— Start Given records —

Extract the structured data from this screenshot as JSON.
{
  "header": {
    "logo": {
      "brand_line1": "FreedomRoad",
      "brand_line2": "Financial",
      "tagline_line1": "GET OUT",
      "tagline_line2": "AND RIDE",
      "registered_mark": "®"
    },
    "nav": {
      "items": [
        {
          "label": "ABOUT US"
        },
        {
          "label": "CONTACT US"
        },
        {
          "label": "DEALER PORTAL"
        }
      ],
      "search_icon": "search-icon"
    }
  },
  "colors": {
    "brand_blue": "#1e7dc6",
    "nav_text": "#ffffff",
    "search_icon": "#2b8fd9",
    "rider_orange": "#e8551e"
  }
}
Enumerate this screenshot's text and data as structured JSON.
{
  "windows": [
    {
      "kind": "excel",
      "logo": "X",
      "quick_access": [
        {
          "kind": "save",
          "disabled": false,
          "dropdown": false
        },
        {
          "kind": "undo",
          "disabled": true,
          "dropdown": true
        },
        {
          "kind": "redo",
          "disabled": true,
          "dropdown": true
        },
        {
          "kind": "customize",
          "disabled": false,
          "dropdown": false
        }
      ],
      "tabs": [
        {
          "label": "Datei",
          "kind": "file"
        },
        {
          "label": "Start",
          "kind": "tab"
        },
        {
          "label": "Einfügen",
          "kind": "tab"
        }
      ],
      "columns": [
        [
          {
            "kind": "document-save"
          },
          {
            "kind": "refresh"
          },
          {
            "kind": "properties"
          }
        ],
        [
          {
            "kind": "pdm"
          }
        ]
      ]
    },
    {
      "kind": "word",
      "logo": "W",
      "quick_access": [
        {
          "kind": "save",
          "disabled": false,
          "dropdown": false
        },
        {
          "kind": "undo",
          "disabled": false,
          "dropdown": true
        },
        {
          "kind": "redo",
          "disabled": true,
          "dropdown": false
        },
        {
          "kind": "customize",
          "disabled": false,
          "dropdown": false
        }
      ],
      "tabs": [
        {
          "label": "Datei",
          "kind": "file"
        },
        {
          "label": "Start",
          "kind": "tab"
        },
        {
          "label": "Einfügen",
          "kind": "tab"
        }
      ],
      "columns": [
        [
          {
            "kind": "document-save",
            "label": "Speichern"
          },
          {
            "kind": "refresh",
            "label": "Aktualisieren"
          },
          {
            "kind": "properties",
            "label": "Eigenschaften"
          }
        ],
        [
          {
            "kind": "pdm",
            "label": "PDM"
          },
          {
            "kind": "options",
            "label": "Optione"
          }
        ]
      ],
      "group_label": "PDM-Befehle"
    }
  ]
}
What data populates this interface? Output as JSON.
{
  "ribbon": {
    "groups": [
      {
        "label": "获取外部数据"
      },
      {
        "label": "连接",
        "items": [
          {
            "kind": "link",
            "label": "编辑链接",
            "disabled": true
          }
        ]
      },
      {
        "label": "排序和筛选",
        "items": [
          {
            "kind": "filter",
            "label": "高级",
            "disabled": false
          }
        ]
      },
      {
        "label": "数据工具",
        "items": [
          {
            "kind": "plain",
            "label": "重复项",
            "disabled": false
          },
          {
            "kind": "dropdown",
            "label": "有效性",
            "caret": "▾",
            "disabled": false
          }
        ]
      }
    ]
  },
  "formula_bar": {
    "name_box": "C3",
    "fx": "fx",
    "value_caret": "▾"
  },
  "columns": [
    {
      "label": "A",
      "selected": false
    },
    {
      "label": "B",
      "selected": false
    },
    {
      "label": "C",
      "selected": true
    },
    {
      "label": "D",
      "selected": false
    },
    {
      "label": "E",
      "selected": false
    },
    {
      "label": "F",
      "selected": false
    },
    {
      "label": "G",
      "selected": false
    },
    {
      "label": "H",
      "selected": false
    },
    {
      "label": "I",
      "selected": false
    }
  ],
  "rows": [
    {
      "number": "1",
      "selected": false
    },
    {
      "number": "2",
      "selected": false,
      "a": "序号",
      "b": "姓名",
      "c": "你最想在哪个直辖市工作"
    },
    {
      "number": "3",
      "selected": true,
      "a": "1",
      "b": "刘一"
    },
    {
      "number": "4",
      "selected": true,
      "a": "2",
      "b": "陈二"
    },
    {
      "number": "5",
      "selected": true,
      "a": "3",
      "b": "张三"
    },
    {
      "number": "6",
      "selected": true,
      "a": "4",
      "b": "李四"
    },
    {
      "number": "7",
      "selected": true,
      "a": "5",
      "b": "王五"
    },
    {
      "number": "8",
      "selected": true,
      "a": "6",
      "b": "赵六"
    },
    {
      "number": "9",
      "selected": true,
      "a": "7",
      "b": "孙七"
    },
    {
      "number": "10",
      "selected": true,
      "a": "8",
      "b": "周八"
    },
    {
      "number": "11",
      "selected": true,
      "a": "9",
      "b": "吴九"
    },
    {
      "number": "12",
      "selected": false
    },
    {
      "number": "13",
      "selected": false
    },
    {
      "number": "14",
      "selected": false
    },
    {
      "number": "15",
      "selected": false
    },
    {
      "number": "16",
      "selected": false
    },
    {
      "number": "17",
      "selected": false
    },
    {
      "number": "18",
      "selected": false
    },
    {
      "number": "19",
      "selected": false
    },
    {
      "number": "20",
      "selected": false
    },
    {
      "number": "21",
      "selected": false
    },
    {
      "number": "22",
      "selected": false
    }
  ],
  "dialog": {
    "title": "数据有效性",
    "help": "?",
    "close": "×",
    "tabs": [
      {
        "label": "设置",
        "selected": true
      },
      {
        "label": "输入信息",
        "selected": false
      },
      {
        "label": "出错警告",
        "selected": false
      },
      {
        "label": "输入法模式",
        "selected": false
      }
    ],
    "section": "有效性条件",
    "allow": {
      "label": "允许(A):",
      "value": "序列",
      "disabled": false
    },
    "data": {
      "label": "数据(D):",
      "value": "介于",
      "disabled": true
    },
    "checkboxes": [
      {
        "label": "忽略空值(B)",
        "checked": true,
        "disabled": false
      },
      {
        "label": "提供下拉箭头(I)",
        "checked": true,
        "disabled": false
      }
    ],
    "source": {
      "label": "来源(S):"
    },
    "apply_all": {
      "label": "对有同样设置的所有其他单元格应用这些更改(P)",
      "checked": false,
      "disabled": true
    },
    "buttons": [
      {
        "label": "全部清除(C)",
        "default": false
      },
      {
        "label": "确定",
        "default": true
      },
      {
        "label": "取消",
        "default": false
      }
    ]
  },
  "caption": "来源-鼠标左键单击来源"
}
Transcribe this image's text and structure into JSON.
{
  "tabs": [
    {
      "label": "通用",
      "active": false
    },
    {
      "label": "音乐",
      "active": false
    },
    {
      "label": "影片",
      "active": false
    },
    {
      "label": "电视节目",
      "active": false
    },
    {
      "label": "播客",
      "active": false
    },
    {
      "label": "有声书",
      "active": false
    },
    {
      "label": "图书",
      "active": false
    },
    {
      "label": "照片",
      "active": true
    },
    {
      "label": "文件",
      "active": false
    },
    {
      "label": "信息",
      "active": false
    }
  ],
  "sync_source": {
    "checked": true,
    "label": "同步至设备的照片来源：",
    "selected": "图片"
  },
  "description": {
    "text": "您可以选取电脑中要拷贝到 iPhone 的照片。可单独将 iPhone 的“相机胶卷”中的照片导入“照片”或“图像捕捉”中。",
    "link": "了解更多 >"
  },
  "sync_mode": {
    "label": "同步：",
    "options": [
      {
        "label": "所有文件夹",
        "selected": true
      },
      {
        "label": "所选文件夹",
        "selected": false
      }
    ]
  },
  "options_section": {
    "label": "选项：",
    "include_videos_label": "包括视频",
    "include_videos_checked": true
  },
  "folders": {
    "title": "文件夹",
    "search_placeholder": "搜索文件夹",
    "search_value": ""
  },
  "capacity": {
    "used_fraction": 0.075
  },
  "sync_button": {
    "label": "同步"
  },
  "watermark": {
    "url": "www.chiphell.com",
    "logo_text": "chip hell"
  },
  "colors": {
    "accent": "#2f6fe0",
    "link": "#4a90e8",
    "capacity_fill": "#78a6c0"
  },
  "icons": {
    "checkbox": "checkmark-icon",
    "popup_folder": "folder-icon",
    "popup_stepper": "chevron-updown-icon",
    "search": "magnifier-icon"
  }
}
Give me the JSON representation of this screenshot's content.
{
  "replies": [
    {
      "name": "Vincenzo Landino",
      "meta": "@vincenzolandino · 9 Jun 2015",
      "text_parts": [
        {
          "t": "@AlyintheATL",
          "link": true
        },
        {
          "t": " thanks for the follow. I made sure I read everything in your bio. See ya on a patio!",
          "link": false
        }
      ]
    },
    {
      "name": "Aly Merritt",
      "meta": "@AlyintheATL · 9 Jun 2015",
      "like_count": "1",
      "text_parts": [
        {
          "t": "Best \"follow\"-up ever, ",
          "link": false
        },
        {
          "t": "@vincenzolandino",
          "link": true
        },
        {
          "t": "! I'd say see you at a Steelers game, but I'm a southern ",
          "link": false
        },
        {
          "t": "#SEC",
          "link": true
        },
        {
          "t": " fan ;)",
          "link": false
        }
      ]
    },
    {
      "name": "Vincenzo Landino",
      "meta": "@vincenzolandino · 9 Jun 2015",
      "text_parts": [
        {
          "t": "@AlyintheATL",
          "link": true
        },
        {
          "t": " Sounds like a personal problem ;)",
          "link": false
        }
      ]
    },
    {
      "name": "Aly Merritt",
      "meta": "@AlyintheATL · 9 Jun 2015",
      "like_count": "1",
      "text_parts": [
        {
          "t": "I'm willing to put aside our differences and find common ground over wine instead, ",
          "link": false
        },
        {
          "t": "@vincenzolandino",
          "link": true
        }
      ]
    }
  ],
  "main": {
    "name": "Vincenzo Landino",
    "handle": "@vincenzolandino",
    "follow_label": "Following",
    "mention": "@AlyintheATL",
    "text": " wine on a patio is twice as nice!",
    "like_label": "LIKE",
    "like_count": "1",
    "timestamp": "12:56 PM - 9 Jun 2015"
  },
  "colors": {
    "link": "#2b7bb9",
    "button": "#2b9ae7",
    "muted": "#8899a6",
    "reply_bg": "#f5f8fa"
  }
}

— End Given records —

Request ::
Locate the word "JSON" in the records above, and return each line that has it.

Answer for the task ::
Extract the structured data from this screenshot as JSON.
Enumerate this screenshot's text and data as structured JSON.
What data populates this interface? Output as JSON.
Transcribe this image's text and structure into JSON.
Give me the JSON representation of this screenshot's content.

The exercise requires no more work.